▶ [TASK DESCRIPTION]
Please continue the text on Proof of Consumption and Proof of Delivery from the point where it stops, not the listing after it.

Proof of Consumption

The Proof of Consumption is generated by the Client (or more likely the code written by the Subscriber) as an acknowledgement of reception of a message delivered by a Broker (or a set of Brokers) sent by Publisher. The proof achieves binding properties between ClientId, SubscriberId, BrokerId(s), ServiceId, and received message properties (length, hash, counter).

Proof_Of_Consumption {
   Header <Signed[Header||Broker_Signatures]>
   Consumption_Token {
      SubscriberId,
      ClientId,
      ServiceId,
      Value,
      Nonce,
   }<Signed_by_SubscriberId>
}<Signed_by_ClientId>

Proof of Delivery

The Proof of Delivery (PoD) is generated by a Broker as an attestation of the work the Broker has  done. PoD proves that a particular and continuous set of messages was delivered by the Broker (or set of Brokers) to a particular Client.

Construction

The construction of the Proof of Delivery is straightforward. It is built with the following elements:

  • First: a signed Proof of Consumption related with delivery of a particular stream to a particular Client, which is the first in the stream.
  • Last: a signed Proof of Consumption related with delivery of a particular stream to a particular Client, which is the last in the stream.
  • Proof: a Merkle Tree Proof based on a set of Proof of Consumptions associated with a particular stream and particular Client.
  • Signature: a signature authenticating the sender of the Proof of Delivery.
Proof_Of_Delivery {
   First <Signed Proof_of_Consumption>,
   Last <Signed Proof_of_Consumption>,
   Proof <Merkle Tree Proof>,
   Signature <Broker Signature>
}

Generation

In order to generate a correct PoD, a Broker must take a continuous set of PoCs, which means that each Proof of Consumption must increment the Header.StreamCounter by one. The set of PoCs must be coherent, which means that it must hold a binding property for all proofs included in the set.

Verification

The verification of the PoD is successful if the signatures are correct and included PoCs are consistent with the service registered on-chain.

Challenging

A Proof of Delivery can be challenged by Observers, who are responsible for monitoring an agreement dedicated subject where all Proofs of Consumption are posted, collecting them, and validating Proofs of Delivery submitted on chain.

▶ [DATASET EXCERPTS]

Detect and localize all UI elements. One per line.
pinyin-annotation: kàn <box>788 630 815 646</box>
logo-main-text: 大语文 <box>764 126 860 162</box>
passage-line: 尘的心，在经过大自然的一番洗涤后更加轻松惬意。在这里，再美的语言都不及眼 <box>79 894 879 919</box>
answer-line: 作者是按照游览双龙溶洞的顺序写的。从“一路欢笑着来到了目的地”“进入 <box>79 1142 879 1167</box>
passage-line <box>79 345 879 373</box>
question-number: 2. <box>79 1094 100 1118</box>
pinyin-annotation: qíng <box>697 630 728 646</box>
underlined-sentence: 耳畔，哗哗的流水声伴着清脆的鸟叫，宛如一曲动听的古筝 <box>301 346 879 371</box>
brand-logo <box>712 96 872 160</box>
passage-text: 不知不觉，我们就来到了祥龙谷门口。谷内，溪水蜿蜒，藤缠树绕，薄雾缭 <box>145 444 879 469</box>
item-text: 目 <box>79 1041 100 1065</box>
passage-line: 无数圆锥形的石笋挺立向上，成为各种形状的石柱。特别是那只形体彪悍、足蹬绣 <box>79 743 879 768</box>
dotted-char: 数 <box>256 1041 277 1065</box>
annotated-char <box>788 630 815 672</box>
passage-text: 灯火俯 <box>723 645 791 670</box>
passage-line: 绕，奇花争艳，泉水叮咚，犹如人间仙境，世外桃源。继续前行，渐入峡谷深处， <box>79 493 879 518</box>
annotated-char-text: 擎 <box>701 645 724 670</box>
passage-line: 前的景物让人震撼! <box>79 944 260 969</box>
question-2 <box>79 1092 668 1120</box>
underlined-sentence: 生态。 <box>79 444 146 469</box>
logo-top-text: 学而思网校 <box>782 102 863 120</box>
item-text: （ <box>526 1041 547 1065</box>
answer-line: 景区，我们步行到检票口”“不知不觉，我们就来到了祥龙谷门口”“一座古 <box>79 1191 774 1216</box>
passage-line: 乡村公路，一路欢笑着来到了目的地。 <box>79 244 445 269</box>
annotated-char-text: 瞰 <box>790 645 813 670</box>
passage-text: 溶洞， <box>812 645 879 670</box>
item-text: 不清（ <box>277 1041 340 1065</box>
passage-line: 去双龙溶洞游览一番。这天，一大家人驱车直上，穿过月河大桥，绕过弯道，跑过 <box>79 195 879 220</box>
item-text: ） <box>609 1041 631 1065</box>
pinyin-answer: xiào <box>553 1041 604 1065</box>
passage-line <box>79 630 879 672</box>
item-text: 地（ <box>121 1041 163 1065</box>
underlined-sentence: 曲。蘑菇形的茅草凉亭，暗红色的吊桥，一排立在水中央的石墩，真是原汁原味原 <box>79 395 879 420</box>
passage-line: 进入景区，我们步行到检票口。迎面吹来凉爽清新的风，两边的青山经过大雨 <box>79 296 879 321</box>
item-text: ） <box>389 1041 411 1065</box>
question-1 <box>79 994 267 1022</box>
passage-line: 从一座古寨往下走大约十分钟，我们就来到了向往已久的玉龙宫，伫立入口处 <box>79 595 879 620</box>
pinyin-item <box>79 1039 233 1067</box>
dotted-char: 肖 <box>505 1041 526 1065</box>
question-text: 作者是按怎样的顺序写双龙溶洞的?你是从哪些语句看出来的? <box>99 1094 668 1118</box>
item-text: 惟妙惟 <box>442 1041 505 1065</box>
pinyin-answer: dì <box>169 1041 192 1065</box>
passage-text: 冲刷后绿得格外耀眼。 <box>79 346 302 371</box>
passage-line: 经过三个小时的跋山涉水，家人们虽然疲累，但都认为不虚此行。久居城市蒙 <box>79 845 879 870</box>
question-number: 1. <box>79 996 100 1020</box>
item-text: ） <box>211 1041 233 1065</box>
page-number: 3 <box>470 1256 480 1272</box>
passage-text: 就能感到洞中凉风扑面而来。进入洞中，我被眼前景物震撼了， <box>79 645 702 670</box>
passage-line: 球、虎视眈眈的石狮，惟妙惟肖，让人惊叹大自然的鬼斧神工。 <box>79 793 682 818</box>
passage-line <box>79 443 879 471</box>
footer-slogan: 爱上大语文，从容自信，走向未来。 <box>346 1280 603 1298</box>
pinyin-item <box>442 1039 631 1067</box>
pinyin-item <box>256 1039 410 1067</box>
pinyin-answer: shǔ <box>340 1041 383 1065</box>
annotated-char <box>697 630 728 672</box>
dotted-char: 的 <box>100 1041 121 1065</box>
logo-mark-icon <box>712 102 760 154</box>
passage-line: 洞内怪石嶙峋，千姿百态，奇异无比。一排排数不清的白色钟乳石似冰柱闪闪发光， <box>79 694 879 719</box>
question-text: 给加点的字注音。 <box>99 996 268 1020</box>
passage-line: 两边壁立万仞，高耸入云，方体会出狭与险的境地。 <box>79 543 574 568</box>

▶ [OUTPUT BELOW]
Invalid PoD means that the proof is not based on a continuous set of Proofs of Consumption. If an invalid PoD is submitted on-chain, then the Observer can challenge it, asking for providing a Merkle Tree Proof of Inclusion of a missing Proof of Consumption.

Then the on-chain verification will indicate that the Merkle proof was badly constructed and the submitter of the falsified Proof of Delivery is slashed and the Observer who submitted the Challenge is rewarded. Additionally, the credit of all Observers who approved of that Proof are slashed.

Attestation

Challenging is assumed to be a relatively rare event, since the discouraging penalization is in place.

The main incentivisation mechanism for Observers is a share of Network Fee, earned via signing the submitted PoDs in order to make these proofs eligible for the final accounting round that results in reward payments.

The same mechanism also encourages Brokers to make all collected Proofs of Consumption available, rendering the potential Brokers’ attempts to block Observers from reconstructing PoDs futile: not enough attestations means no reward.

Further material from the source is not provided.